# Start of Records for this task

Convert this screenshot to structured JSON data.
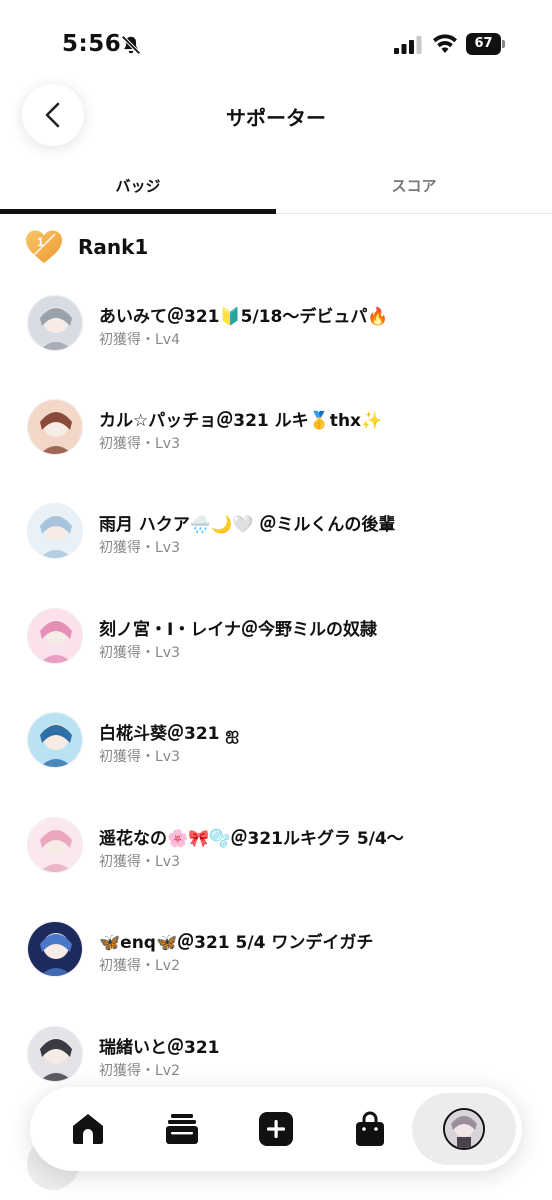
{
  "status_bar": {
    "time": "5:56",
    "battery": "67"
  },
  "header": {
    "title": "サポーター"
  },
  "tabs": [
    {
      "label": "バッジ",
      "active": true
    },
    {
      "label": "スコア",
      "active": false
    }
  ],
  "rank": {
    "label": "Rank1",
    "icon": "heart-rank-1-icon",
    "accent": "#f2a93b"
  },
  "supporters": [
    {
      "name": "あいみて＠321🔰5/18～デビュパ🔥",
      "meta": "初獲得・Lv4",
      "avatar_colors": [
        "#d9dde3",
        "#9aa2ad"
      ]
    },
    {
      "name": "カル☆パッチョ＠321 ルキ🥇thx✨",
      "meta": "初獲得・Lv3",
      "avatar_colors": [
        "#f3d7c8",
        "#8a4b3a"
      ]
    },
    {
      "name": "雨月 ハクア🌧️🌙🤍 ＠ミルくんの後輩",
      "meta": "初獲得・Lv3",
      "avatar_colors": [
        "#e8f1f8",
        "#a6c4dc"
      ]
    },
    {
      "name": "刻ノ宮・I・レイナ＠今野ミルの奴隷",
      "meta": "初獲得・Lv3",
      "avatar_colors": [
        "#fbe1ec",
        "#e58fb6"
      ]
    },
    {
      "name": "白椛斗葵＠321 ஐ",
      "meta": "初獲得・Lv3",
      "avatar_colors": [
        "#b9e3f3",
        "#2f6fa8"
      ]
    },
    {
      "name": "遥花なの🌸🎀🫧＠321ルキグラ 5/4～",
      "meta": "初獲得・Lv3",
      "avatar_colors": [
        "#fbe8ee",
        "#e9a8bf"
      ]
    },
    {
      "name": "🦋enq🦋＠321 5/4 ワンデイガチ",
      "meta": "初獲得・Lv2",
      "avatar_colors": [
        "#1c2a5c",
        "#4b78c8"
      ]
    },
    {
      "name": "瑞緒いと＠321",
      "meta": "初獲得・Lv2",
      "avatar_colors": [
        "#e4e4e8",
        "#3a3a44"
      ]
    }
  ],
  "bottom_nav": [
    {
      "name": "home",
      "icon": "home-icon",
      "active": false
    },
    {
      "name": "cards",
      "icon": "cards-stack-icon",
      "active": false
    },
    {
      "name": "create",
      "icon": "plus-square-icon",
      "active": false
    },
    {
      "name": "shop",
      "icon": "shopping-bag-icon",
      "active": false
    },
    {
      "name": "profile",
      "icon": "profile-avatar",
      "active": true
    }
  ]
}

# End of Records for this task

Exclude the images and reproduce the remaining data exactly.

■ Complete response ■
Convert this screenshot to structured JSON data.
{
  "status_bar": {
    "time": "5:56",
    "battery": "67"
  },
  "header": {
    "title": "サポーター"
  },
  "tabs": [
    {
      "label": "バッジ",
      "active": true
    },
    {
      "label": "スコア",
      "active": false
    }
  ],
  "rank": {
    "label": "Rank1",
    "icon": "heart-rank-1-icon",
    "accent": "#f2a93b"
  },
  "supporters": [
    {
      "name": "あいみて＠321🔰5/18～デビュパ🔥",
      "meta": "初獲得・Lv4",
      "avatar_colors": [
        "#d9dde3",
        "#9aa2ad"
      ]
    },
    {
      "name": "カル☆パッチョ＠321 ルキ🥇thx✨",
      "meta": "初獲得・Lv3",
      "avatar_colors": [
        "#f3d7c8",
        "#8a4b3a"
      ]
    },
    {
      "name": "雨月 ハクア🌧️🌙🤍 ＠ミルくんの後輩",
      "meta": "初獲得・Lv3",
      "avatar_colors": [
        "#e8f1f8",
        "#a6c4dc"
      ]
    },
    {
      "name": "刻ノ宮・I・レイナ＠今野ミルの奴隷",
      "meta": "初獲得・Lv3",
      "avatar_colors": [
        "#fbe1ec",
        "#e58fb6"
      ]
    },
    {
      "name": "白椛斗葵＠321 ஐ",
      "meta": "初獲得・Lv3",
      "avatar_colors": [
        "#b9e3f3",
        "#2f6fa8"
      ]
    },
    {
      "name": "遥花なの🌸🎀🫧＠321ルキグラ 5/4～",
      "meta": "初獲得・Lv3",
      "avatar_colors": [
        "#fbe8ee",
        "#e9a8bf"
      ]
    },
    {
      "name": "🦋enq🦋＠321 5/4 ワンデイガチ",
      "meta": "初獲得・Lv2",
      "avatar_colors": [
        "#1c2a5c",
        "#4b78c8"
      ]
    },
    {
      "name": "瑞緒いと＠321",
      "meta": "初獲得・Lv2",
      "avatar_colors": [
        "#e4e4e8",
        "#3a3a44"
      ]
    }
  ],
  "bottom_nav": [
    {
      "name": "home",
      "icon": "home-icon",
      "active": false
    },
    {
      "name": "cards",
      "icon": "cards-stack-icon",
      "active": false
    },
    {
      "name": "create",
      "icon": "plus-square-icon",
      "active": false
    },
    {
      "name": "shop",
      "icon": "shopping-bag-icon",
      "active": false
    },
    {
      "name": "profile",
      "icon": "profile-avatar",
      "active": true
    }
  ]
}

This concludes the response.